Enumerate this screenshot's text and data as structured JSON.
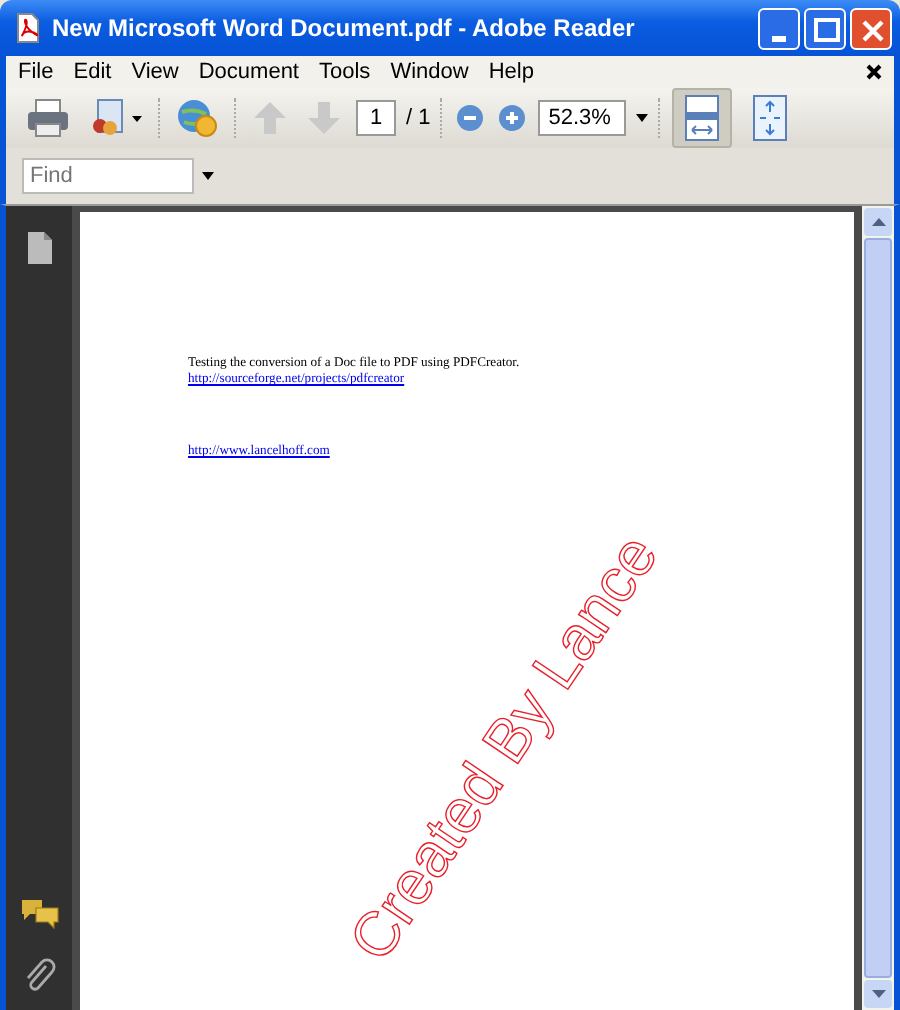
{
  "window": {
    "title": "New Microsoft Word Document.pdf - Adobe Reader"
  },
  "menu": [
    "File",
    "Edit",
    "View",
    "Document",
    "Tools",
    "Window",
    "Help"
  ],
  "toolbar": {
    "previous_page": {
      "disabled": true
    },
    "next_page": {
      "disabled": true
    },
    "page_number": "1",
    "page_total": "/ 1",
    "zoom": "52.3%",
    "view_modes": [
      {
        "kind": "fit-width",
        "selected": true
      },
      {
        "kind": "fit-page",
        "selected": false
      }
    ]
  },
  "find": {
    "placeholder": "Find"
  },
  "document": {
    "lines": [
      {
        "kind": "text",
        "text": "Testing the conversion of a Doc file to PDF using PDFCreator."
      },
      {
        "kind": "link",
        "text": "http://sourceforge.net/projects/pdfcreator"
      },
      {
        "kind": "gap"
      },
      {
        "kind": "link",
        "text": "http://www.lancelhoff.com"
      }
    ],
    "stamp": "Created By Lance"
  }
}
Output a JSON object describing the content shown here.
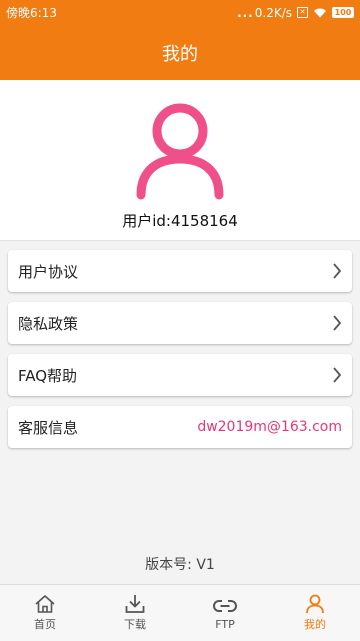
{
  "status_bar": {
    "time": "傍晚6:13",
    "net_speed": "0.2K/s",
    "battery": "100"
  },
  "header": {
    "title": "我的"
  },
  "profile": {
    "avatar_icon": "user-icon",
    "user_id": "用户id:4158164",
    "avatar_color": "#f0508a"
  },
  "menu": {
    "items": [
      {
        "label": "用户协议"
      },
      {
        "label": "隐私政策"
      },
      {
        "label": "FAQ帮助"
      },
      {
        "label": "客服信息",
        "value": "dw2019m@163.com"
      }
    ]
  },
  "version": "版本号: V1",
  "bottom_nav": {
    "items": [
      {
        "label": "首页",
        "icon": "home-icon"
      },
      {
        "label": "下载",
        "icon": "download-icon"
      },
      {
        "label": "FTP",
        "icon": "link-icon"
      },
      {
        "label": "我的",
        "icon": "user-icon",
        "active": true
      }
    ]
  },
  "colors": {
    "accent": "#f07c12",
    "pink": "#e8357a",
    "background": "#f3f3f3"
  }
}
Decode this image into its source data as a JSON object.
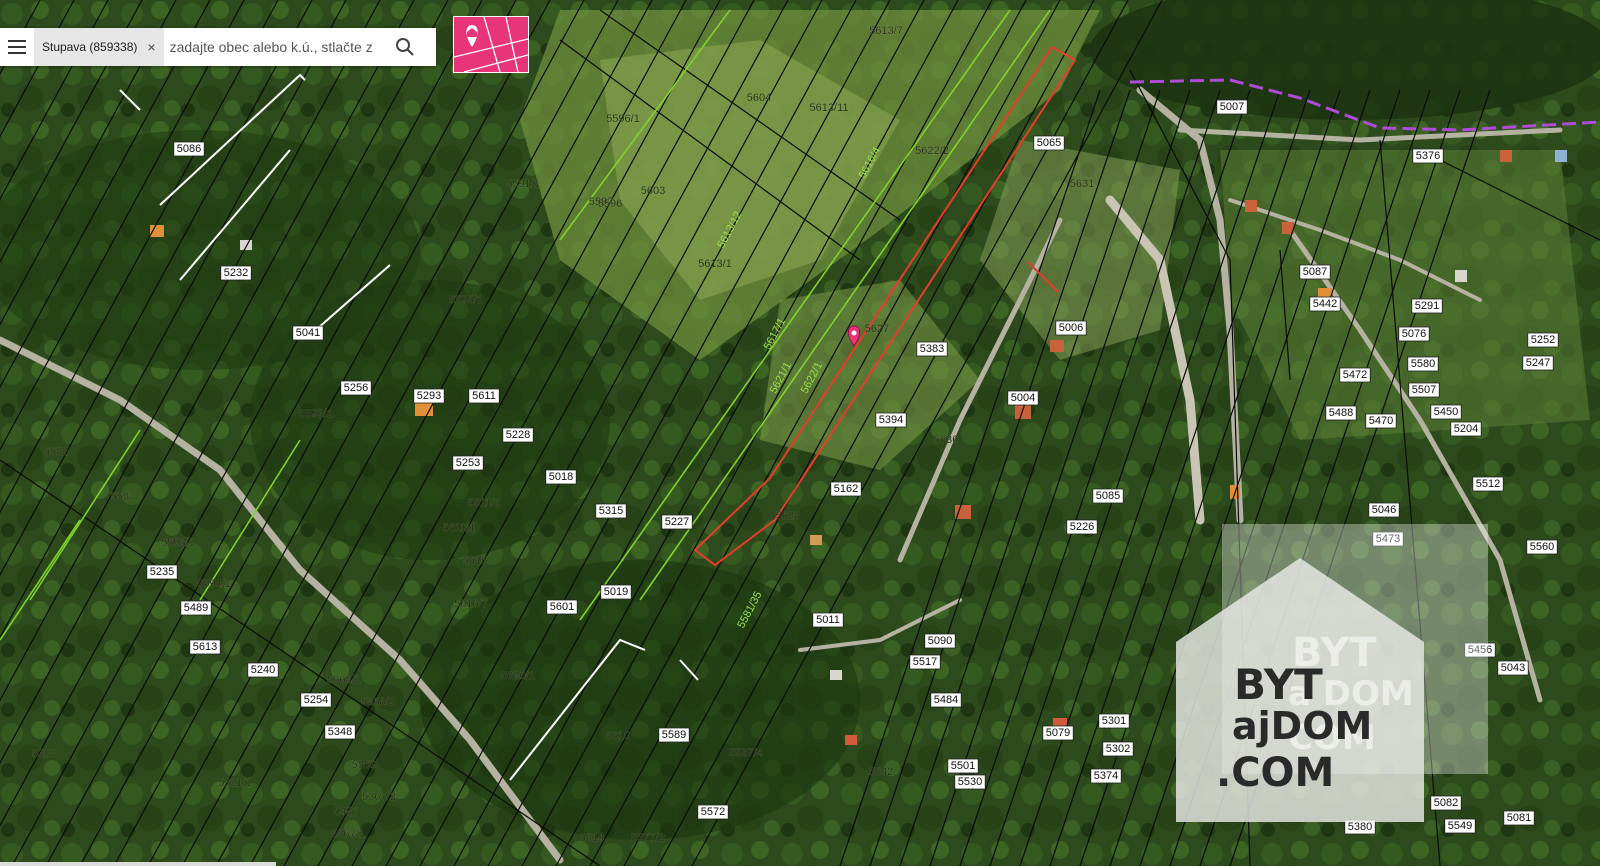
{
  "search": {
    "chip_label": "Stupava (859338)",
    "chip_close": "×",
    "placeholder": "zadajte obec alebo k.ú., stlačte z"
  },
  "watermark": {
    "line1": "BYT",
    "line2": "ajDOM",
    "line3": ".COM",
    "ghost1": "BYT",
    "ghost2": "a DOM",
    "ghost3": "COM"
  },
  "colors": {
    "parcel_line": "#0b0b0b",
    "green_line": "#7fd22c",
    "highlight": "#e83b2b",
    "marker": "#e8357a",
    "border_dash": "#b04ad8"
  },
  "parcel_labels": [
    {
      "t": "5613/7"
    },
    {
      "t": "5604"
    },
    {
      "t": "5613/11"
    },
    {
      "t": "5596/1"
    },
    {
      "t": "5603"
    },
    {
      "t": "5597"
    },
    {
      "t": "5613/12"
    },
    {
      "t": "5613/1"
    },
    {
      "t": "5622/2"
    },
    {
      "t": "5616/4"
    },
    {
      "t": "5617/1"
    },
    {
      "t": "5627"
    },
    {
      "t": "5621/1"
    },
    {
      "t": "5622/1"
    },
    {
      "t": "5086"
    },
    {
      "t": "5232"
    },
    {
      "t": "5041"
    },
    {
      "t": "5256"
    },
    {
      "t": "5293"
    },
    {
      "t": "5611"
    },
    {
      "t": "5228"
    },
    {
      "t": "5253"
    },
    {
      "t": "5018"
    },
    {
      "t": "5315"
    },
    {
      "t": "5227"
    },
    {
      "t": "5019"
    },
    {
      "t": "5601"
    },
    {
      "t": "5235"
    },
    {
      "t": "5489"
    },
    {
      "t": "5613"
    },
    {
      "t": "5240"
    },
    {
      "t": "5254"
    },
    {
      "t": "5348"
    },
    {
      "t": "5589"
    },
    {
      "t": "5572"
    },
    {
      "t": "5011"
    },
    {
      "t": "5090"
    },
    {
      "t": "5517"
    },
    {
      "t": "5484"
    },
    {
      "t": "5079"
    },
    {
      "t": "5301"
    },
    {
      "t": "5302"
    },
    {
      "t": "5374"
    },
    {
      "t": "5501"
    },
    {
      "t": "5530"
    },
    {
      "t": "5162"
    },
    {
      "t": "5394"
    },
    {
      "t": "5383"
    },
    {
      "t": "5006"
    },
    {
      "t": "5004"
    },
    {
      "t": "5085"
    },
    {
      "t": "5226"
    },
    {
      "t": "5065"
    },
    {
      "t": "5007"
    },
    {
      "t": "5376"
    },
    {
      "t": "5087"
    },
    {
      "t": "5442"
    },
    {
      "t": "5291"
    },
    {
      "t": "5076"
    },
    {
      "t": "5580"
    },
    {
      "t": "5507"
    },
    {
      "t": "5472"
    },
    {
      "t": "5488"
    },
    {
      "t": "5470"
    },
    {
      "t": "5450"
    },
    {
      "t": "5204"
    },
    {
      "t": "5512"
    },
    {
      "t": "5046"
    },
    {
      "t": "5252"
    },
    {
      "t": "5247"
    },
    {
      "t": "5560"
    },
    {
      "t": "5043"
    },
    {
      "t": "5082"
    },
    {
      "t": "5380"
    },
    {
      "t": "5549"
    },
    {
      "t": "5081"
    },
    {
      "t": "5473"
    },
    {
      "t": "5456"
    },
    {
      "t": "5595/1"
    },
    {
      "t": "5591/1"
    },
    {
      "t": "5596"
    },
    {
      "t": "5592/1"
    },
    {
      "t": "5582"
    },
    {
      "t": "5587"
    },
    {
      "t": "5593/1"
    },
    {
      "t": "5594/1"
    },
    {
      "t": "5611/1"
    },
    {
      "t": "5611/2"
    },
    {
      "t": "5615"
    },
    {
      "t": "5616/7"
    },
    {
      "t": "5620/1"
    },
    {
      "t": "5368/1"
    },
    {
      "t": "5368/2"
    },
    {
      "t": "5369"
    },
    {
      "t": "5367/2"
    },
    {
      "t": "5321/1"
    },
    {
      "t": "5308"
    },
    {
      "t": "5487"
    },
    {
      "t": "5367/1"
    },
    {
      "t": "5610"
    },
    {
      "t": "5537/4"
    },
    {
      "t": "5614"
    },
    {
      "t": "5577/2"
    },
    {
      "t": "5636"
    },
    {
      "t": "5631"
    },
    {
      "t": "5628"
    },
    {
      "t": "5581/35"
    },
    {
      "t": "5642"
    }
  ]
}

────────────────

Collect each line holding the string "data".

Task response —
Enumerate this screenshot's text and data as structured JSON.
Decode this image into its source data as a JSON object.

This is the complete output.